Given data:
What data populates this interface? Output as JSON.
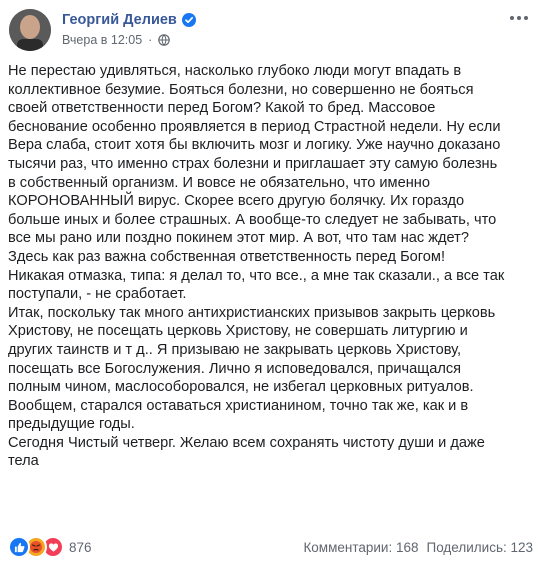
{
  "post": {
    "author": "Георгий Делиев",
    "timestamp": "Вчера в 12:05",
    "separator": "·",
    "lines": [
      "Не перестаю удивляться, насколько глубоко люди могут впадать в",
      "коллективное безумие. Бояться болезни, но совершенно не бояться",
      "своей ответственности перед Богом? Какой то бред. Массовое",
      "беснование особенно проявляется в период Страстной недели. Ну если",
      "Вера слаба, стоит хотя бы включить мозг и логику. Уже научно доказано",
      "тысячи раз, что именно страх болезни и приглашает эту самую болезнь",
      "в собственный организм. И вовсе не обязательно, что именно",
      "КОРОНОВАННЫЙ вирус. Скорее всего другую болячку. Их гораздо",
      "больше иных и более страшных. А вообще-то следует не забывать, что",
      "все мы рано или поздно покинем этот мир. А вот, что там нас ждет?",
      "Здесь как раз важна собственная ответственность перед Богом!",
      "Никакая отмазка, типа: я делал то, что все., а мне так сказали., а все так",
      "поступали, - не сработает.",
      "Итак, поскольку так много антихристианских призывов закрыть церковь",
      "Христову, не посещать церковь Христову, не совершать литургию и",
      "других таинств и т д.. Я призываю не закрывать церковь Христову,",
      "посещать все Богослужения. Лично я исповедовался, причащался",
      "полным чином, маслособоровался, не избегал церковных ритуалов.",
      "Вообщем, старался оставаться христианином, точно так же, как и в",
      "предыдущие годы.",
      "Сегодня Чистый четверг. Желаю всем сохранять чистоту души и даже",
      "тела"
    ]
  },
  "footer": {
    "reactions_count": "876",
    "comments": "Комментарии: 168",
    "shares": "Поделились: 123"
  },
  "icons": {
    "verified": "verified-badge-icon",
    "privacy": "globe-icon",
    "menu": "more-options-icon",
    "reactions": [
      "like-reaction-icon",
      "angry-reaction-icon",
      "love-reaction-icon"
    ]
  },
  "colors": {
    "author_link": "#385898",
    "secondary_text": "#606770",
    "like": "#1877f2",
    "angry": "#f5a623",
    "love": "#f33e58"
  }
}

Exercise instructions: Go through the material above and print all of it exactly, except the pictures.

Solution for this problem:
What data populates this interface? Output as JSON.
{
  "post": {
    "author": "Георгий Делиев",
    "timestamp": "Вчера в 12:05",
    "separator": "·",
    "lines": [
      "Не перестаю удивляться, насколько глубоко люди могут впадать в",
      "коллективное безумие. Бояться болезни, но совершенно не бояться",
      "своей ответственности перед Богом? Какой то бред. Массовое",
      "беснование особенно проявляется в период Страстной недели. Ну если",
      "Вера слаба, стоит хотя бы включить мозг и логику. Уже научно доказано",
      "тысячи раз, что именно страх болезни и приглашает эту самую болезнь",
      "в собственный организм. И вовсе не обязательно, что именно",
      "КОРОНОВАННЫЙ вирус. Скорее всего другую болячку. Их гораздо",
      "больше иных и более страшных. А вообще-то следует не забывать, что",
      "все мы рано или поздно покинем этот мир. А вот, что там нас ждет?",
      "Здесь как раз важна собственная ответственность перед Богом!",
      "Никакая отмазка, типа: я делал то, что все., а мне так сказали., а все так",
      "поступали, - не сработает.",
      "Итак, поскольку так много антихристианских призывов закрыть церковь",
      "Христову, не посещать церковь Христову, не совершать литургию и",
      "других таинств и т д.. Я призываю не закрывать церковь Христову,",
      "посещать все Богослужения. Лично я исповедовался, причащался",
      "полным чином, маслособоровался, не избегал церковных ритуалов.",
      "Вообщем, старался оставаться христианином, точно так же, как и в",
      "предыдущие годы.",
      "Сегодня Чистый четверг. Желаю всем сохранять чистоту души и даже",
      "тела"
    ]
  },
  "footer": {
    "reactions_count": "876",
    "comments": "Комментарии: 168",
    "shares": "Поделились: 123"
  },
  "icons": {
    "verified": "verified-badge-icon",
    "privacy": "globe-icon",
    "menu": "more-options-icon",
    "reactions": [
      "like-reaction-icon",
      "angry-reaction-icon",
      "love-reaction-icon"
    ]
  },
  "colors": {
    "author_link": "#385898",
    "secondary_text": "#606770",
    "like": "#1877f2",
    "angry": "#f5a623",
    "love": "#f33e58"
  }
}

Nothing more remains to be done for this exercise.